(begin)

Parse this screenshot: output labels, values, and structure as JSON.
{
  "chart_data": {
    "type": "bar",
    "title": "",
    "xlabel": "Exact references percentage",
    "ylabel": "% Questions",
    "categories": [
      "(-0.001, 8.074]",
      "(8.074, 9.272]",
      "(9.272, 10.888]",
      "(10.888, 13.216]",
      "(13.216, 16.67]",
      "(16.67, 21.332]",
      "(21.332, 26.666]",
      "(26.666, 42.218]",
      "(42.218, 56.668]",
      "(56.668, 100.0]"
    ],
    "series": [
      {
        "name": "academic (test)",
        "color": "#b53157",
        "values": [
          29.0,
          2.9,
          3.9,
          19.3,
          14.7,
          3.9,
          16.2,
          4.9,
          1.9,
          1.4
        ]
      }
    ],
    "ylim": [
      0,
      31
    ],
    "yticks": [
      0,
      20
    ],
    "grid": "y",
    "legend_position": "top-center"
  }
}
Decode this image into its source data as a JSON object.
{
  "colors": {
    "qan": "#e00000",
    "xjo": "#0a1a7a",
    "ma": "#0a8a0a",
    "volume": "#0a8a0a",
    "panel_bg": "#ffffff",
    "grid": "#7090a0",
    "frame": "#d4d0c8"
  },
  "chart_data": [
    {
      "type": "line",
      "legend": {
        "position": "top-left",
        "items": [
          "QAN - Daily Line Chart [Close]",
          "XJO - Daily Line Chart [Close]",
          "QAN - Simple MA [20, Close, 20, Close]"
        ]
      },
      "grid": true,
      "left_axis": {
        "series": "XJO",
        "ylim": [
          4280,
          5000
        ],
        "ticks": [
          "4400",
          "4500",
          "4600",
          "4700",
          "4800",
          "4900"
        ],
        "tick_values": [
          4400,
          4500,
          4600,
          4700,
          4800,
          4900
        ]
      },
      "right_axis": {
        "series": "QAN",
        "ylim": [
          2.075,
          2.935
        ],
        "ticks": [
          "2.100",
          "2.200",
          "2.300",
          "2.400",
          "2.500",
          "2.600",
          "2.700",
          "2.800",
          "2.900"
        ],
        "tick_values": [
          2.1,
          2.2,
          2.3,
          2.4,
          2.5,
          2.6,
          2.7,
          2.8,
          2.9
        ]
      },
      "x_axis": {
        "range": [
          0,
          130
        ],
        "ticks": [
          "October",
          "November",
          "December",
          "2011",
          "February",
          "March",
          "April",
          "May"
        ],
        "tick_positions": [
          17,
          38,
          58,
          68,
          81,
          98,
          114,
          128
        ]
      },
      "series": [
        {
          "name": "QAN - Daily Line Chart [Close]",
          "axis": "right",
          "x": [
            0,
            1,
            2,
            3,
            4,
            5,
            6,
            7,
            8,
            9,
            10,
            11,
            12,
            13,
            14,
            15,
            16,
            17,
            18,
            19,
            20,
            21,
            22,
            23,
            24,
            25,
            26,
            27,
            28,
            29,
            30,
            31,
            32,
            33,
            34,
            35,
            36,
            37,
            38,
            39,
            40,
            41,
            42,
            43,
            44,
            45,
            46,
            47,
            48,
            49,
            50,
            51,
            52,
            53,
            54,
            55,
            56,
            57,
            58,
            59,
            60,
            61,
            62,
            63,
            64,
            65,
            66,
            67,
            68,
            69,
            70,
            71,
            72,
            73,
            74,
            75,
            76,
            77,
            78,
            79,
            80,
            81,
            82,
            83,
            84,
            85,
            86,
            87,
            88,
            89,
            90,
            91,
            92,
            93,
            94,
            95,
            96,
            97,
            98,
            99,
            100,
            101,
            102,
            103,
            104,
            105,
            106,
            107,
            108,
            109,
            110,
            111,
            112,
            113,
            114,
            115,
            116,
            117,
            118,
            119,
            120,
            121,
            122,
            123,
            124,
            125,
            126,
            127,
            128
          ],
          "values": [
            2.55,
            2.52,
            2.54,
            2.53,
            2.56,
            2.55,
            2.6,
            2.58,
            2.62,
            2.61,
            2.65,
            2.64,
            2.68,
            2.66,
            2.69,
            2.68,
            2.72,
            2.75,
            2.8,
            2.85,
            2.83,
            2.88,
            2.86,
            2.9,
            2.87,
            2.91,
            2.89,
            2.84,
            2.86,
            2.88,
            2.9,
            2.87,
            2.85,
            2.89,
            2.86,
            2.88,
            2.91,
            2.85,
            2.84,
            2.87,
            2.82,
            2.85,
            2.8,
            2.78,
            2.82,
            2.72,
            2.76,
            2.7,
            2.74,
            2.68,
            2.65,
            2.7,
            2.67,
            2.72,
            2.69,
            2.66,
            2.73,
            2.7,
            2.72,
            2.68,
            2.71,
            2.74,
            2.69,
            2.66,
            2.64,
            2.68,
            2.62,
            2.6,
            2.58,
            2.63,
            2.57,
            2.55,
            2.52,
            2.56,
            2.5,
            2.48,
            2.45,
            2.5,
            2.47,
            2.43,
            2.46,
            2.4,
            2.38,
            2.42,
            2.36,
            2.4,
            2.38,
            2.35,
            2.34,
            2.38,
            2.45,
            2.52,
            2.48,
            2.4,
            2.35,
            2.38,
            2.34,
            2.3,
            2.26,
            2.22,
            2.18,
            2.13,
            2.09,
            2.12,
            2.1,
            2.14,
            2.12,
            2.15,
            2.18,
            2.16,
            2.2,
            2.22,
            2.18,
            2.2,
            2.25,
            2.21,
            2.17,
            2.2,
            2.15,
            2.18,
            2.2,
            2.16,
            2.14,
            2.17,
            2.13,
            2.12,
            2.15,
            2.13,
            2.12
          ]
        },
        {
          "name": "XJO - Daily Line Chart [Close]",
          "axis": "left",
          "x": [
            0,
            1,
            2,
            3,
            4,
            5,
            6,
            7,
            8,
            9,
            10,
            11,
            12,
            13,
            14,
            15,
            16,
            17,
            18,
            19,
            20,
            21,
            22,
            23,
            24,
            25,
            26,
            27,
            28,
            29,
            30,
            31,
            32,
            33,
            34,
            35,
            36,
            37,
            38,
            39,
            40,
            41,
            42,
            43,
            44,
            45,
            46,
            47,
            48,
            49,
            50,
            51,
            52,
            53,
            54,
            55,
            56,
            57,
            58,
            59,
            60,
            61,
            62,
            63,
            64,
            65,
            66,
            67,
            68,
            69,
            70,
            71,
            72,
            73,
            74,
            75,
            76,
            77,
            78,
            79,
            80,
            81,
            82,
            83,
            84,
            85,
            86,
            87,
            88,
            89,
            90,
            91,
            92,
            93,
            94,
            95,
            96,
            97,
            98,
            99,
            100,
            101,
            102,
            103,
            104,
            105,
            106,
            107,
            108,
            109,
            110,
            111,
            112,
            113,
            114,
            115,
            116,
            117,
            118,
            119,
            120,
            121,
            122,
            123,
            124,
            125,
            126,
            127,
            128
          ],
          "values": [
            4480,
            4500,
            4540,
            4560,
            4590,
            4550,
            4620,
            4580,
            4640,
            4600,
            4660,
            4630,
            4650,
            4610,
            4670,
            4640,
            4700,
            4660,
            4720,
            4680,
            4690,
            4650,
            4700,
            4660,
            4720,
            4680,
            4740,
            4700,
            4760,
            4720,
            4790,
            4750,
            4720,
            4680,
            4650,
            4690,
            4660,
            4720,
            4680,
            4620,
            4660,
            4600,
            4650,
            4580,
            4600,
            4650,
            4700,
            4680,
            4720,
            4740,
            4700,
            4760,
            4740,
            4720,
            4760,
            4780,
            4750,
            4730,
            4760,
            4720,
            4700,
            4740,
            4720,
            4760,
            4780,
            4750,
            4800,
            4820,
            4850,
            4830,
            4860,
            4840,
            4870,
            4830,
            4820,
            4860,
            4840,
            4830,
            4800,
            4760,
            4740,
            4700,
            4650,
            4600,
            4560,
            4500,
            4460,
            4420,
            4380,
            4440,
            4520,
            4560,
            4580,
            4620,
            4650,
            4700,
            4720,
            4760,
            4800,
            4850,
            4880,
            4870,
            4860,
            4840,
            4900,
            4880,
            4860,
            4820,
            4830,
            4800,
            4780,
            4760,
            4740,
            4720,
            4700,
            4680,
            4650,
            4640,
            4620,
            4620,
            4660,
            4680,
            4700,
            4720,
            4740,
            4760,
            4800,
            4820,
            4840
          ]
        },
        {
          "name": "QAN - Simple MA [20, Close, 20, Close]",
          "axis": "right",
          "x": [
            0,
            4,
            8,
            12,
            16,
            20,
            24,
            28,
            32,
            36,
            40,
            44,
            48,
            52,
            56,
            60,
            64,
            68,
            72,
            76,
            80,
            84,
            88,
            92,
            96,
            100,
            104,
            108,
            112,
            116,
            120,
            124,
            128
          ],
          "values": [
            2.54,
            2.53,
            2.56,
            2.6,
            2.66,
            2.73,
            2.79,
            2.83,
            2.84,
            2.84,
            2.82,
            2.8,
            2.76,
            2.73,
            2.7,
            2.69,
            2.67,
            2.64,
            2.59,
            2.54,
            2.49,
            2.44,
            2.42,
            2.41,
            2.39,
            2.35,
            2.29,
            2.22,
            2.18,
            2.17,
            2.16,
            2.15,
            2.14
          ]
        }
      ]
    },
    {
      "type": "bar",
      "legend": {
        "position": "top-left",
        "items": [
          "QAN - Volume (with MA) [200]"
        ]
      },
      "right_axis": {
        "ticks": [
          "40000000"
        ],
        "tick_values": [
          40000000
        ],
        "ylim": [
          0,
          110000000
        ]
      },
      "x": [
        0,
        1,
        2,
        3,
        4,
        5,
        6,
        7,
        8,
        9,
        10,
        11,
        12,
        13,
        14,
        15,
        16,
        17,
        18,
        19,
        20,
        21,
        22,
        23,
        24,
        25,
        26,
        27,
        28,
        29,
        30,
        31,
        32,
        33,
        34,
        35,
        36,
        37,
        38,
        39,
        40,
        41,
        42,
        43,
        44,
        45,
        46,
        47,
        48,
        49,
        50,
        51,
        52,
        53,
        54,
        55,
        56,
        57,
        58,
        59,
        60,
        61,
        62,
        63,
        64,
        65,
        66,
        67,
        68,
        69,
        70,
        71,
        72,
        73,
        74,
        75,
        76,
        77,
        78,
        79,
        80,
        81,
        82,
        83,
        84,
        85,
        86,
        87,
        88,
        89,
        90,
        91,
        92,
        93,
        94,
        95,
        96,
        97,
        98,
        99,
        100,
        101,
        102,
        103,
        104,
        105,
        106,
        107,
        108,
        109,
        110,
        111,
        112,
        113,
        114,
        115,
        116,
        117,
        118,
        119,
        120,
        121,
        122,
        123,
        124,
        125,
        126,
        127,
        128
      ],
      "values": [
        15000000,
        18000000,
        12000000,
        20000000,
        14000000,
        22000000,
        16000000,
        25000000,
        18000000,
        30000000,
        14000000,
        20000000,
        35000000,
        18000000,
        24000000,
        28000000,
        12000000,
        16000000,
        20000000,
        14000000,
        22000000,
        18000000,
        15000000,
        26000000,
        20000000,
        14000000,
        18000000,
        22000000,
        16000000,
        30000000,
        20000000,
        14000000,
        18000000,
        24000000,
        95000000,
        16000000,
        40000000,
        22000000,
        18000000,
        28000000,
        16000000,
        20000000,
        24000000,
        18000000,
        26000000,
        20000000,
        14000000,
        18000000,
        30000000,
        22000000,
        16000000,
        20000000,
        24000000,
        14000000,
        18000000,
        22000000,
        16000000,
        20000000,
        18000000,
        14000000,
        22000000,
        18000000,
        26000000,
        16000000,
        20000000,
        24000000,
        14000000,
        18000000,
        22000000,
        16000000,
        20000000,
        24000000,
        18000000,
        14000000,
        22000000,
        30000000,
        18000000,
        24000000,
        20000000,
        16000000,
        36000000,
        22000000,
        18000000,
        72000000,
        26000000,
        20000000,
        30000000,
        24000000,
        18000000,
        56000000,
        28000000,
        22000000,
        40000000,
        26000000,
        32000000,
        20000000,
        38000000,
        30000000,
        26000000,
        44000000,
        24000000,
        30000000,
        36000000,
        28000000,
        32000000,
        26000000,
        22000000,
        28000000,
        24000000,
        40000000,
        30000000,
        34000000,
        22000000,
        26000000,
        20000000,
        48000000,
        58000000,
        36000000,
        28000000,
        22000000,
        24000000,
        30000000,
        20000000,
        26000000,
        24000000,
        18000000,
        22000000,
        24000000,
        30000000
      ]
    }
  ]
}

(end)

### [Direction]
Check every line of the records above for the string "Close" and say how many contain it, giving the number alone.

### [Complete response]
6